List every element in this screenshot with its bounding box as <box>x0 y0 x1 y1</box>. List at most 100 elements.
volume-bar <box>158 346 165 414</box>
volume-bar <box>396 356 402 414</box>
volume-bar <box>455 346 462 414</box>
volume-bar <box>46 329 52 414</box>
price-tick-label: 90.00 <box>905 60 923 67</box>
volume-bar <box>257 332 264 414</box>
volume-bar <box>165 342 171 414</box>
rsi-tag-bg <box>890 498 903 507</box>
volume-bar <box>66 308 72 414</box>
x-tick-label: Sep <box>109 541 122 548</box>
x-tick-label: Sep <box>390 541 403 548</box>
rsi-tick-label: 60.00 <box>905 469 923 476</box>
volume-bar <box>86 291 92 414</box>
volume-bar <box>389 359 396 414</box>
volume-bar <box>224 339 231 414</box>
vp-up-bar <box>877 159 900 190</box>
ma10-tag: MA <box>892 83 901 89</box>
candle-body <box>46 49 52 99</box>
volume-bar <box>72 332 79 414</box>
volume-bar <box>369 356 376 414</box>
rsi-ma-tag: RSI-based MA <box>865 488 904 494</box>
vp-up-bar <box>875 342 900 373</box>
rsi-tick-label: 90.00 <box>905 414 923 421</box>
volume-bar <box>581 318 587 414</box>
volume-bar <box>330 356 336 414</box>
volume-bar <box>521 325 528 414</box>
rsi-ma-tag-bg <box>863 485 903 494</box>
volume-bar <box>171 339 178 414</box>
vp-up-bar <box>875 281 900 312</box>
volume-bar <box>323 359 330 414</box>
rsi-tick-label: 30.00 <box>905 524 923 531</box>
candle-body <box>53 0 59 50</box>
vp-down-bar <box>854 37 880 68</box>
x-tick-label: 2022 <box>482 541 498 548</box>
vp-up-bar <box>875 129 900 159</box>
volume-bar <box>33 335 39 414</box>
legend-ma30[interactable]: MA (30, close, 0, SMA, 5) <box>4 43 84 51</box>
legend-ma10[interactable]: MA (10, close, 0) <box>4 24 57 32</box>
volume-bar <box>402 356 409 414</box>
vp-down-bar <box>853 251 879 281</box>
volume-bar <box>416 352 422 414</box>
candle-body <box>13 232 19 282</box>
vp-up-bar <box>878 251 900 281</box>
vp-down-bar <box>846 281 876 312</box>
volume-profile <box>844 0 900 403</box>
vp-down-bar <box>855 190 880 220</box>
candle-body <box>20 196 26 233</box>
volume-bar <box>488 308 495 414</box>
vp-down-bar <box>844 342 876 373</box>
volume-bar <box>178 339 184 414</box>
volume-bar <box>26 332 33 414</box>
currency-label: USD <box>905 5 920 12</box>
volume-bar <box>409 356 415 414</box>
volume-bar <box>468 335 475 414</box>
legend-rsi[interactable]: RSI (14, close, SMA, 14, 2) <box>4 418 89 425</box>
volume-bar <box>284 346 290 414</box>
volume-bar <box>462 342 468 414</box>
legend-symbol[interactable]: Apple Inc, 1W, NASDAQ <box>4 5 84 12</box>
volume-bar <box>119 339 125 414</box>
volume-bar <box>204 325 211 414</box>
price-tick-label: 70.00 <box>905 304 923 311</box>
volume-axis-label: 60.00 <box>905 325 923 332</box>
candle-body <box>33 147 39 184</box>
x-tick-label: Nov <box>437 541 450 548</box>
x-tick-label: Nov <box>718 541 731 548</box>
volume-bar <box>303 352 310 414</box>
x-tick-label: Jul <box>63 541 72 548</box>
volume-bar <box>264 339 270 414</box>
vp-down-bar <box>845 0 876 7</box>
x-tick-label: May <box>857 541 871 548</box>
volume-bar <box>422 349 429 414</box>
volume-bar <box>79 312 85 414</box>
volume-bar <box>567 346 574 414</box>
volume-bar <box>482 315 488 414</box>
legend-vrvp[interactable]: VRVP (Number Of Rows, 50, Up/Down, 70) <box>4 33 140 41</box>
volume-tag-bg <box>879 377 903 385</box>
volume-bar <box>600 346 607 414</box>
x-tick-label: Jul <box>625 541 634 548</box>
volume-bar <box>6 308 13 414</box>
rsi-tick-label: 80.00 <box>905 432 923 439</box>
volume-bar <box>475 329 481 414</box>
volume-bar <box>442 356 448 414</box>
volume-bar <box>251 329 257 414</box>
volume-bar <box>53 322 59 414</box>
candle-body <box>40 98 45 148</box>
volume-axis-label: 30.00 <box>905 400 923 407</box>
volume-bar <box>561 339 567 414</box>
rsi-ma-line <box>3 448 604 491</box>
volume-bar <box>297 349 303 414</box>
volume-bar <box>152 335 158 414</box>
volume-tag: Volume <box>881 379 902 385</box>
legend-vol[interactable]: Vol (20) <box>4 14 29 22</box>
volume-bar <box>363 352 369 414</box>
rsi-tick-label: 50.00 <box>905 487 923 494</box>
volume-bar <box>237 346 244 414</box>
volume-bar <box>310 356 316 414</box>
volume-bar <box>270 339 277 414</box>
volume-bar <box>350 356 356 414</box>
^^^^^^^^
▸ Set exercise:
Reproduce the lines verbatim from the first one through the line containing "rsi-tick-label: 90.00 <box>905", including both ends.

▸ Problem solution:
List every element in this screenshot with its bounding box as <box>x0 y0 x1 y1</box>. List at most 100 elements.
volume-bar <box>158 346 165 414</box>
volume-bar <box>396 356 402 414</box>
volume-bar <box>455 346 462 414</box>
volume-bar <box>46 329 52 414</box>
price-tick-label: 90.00 <box>905 60 923 67</box>
volume-bar <box>257 332 264 414</box>
volume-bar <box>165 342 171 414</box>
rsi-tag-bg <box>890 498 903 507</box>
volume-bar <box>66 308 72 414</box>
x-tick-label: Sep <box>109 541 122 548</box>
x-tick-label: Sep <box>390 541 403 548</box>
rsi-tick-label: 60.00 <box>905 469 923 476</box>
volume-bar <box>86 291 92 414</box>
volume-bar <box>389 359 396 414</box>
volume-bar <box>224 339 231 414</box>
vp-up-bar <box>877 159 900 190</box>
ma10-tag: MA <box>892 83 901 89</box>
candle-body <box>46 49 52 99</box>
volume-bar <box>72 332 79 414</box>
volume-bar <box>369 356 376 414</box>
rsi-ma-tag: RSI-based MA <box>865 488 904 494</box>
vp-up-bar <box>875 342 900 373</box>
rsi-tick-label: 90.00 <box>905 414 923 421</box>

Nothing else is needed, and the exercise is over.